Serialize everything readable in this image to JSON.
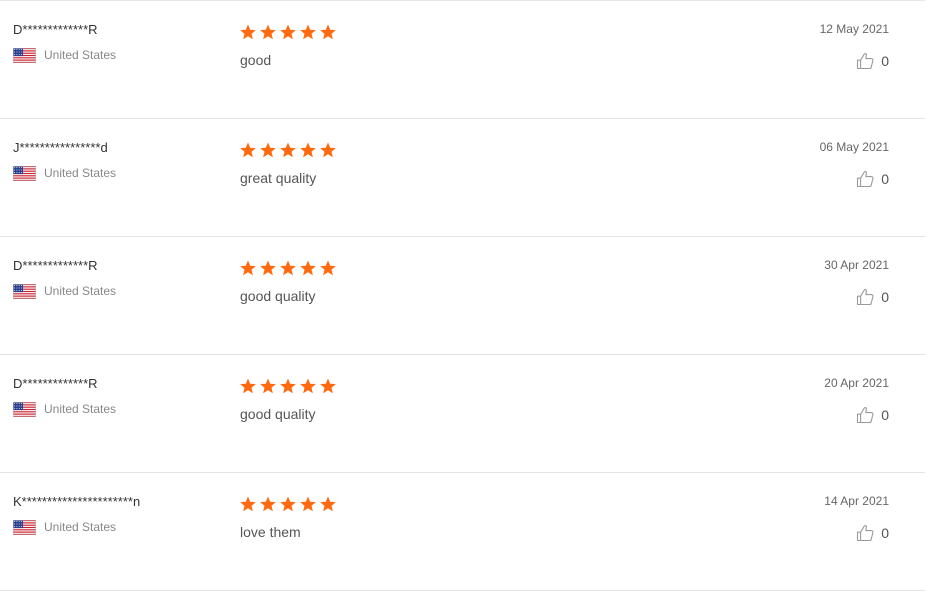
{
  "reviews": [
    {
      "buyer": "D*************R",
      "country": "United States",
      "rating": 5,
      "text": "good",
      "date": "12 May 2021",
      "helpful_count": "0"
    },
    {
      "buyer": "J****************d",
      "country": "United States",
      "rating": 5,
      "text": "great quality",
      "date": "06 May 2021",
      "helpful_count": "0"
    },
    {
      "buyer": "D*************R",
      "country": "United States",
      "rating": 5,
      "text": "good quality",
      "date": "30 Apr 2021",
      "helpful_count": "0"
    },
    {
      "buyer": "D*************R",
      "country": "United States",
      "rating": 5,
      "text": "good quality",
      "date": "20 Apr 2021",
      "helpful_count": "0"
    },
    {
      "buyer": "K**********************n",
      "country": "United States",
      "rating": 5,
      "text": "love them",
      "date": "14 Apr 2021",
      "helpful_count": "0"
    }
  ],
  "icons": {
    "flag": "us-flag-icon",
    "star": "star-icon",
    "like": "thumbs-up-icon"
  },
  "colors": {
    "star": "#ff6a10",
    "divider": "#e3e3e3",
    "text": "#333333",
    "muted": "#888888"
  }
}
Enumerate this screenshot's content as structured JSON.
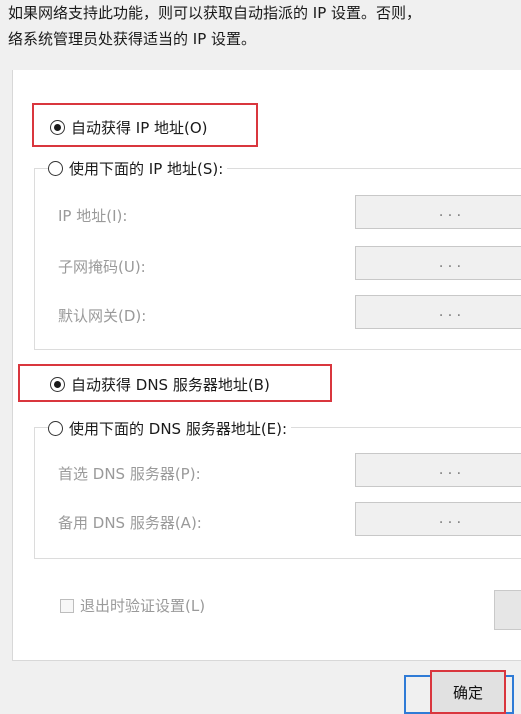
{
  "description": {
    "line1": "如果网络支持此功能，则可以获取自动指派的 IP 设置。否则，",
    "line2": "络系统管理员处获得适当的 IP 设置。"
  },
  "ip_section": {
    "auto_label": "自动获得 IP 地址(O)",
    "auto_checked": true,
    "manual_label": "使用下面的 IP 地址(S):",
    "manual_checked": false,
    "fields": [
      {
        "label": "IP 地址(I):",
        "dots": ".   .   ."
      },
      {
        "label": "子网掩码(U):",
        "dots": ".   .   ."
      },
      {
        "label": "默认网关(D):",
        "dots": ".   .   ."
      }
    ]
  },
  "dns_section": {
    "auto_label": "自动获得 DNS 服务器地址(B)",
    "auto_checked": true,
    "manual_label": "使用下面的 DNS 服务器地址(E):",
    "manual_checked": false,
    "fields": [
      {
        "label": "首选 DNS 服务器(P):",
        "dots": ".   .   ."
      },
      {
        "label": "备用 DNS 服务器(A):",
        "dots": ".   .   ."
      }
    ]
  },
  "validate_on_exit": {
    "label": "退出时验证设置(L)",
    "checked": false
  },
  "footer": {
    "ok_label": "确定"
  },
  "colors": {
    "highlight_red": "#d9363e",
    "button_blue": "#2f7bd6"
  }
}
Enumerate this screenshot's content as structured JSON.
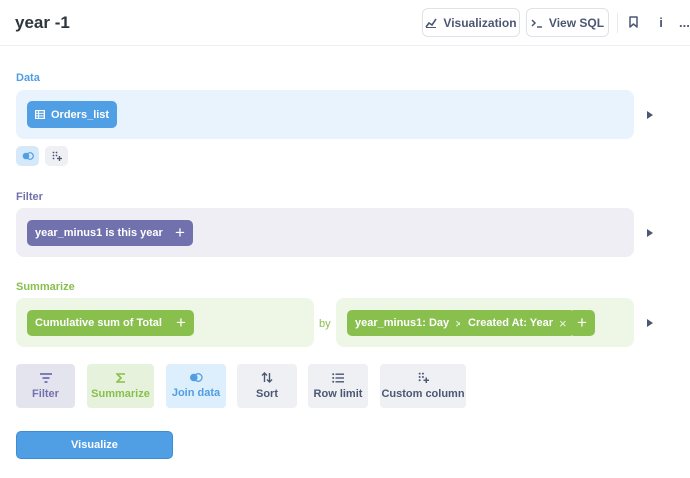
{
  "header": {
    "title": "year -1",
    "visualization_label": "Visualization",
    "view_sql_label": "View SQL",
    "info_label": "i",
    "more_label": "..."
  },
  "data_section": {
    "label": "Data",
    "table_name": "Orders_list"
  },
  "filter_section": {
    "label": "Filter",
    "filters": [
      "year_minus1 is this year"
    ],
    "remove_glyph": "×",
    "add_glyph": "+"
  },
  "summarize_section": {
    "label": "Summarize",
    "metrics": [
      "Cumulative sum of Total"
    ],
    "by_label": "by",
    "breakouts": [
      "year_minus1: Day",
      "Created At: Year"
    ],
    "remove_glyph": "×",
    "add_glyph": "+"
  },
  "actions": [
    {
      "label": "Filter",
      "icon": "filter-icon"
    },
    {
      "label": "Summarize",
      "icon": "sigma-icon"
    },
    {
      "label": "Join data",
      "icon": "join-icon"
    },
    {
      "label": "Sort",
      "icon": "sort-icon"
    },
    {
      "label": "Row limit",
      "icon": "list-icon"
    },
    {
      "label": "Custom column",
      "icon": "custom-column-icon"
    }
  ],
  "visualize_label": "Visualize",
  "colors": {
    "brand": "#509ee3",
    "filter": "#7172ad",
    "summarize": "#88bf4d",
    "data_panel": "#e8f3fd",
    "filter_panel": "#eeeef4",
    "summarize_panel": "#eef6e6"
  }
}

INSTRUCTIONS TO FOLLOW
Skip the pictures and transcribe the rest of the records exactly.

TASK OUTPUT
Serialize everything readable in this image to JSON.
{
  "reviews": [
    {
      "buyer": "D*************R",
      "country": "United States",
      "rating": 5,
      "text": "good",
      "date": "12 May 2021",
      "helpful_count": "0"
    },
    {
      "buyer": "J****************d",
      "country": "United States",
      "rating": 5,
      "text": "great quality",
      "date": "06 May 2021",
      "helpful_count": "0"
    },
    {
      "buyer": "D*************R",
      "country": "United States",
      "rating": 5,
      "text": "good quality",
      "date": "30 Apr 2021",
      "helpful_count": "0"
    },
    {
      "buyer": "D*************R",
      "country": "United States",
      "rating": 5,
      "text": "good quality",
      "date": "20 Apr 2021",
      "helpful_count": "0"
    },
    {
      "buyer": "K**********************n",
      "country": "United States",
      "rating": 5,
      "text": "love them",
      "date": "14 Apr 2021",
      "helpful_count": "0"
    }
  ],
  "icons": {
    "flag": "us-flag-icon",
    "star": "star-icon",
    "like": "thumbs-up-icon"
  },
  "colors": {
    "star": "#ff6a10",
    "divider": "#e3e3e3",
    "text": "#333333",
    "muted": "#888888"
  }
}
Enumerate this screenshot's content as structured JSON.
{
  "description": {
    "line1": "如果网络支持此功能，则可以获取自动指派的 IP 设置。否则，",
    "line2": "络系统管理员处获得适当的 IP 设置。"
  },
  "ip_section": {
    "auto_label": "自动获得 IP 地址(O)",
    "auto_checked": true,
    "manual_label": "使用下面的 IP 地址(S):",
    "manual_checked": false,
    "fields": [
      {
        "label": "IP 地址(I):",
        "dots": ".   .   ."
      },
      {
        "label": "子网掩码(U):",
        "dots": ".   .   ."
      },
      {
        "label": "默认网关(D):",
        "dots": ".   .   ."
      }
    ]
  },
  "dns_section": {
    "auto_label": "自动获得 DNS 服务器地址(B)",
    "auto_checked": true,
    "manual_label": "使用下面的 DNS 服务器地址(E):",
    "manual_checked": false,
    "fields": [
      {
        "label": "首选 DNS 服务器(P):",
        "dots": ".   .   ."
      },
      {
        "label": "备用 DNS 服务器(A):",
        "dots": ".   .   ."
      }
    ]
  },
  "validate_on_exit": {
    "label": "退出时验证设置(L)",
    "checked": false
  },
  "footer": {
    "ok_label": "确定"
  },
  "colors": {
    "highlight_red": "#d9363e",
    "button_blue": "#2f7bd6"
  }
}
Enumerate this screenshot's content as structured JSON.
{
  "header": {
    "title": "year -1",
    "visualization_label": "Visualization",
    "view_sql_label": "View SQL",
    "info_label": "i",
    "more_label": "..."
  },
  "data_section": {
    "label": "Data",
    "table_name": "Orders_list"
  },
  "filter_section": {
    "label": "Filter",
    "filters": [
      "year_minus1 is this year"
    ],
    "remove_glyph": "×",
    "add_glyph": "+"
  },
  "summarize_section": {
    "label": "Summarize",
    "metrics": [
      "Cumulative sum of Total"
    ],
    "by_label": "by",
    "breakouts": [
      "year_minus1: Day",
      "Created At: Year"
    ],
    "remove_glyph": "×",
    "add_glyph": "+"
  },
  "actions": [
    {
      "label": "Filter",
      "icon": "filter-icon"
    },
    {
      "label": "Summarize",
      "icon": "sigma-icon"
    },
    {
      "label": "Join data",
      "icon": "join-icon"
    },
    {
      "label": "Sort",
      "icon": "sort-icon"
    },
    {
      "label": "Row limit",
      "icon": "list-icon"
    },
    {
      "label": "Custom column",
      "icon": "custom-column-icon"
    }
  ],
  "visualize_label": "Visualize",
  "colors": {
    "brand": "#509ee3",
    "filter": "#7172ad",
    "summarize": "#88bf4d",
    "data_panel": "#e8f3fd",
    "filter_panel": "#eeeef4",
    "summarize_panel": "#eef6e6"
  }
}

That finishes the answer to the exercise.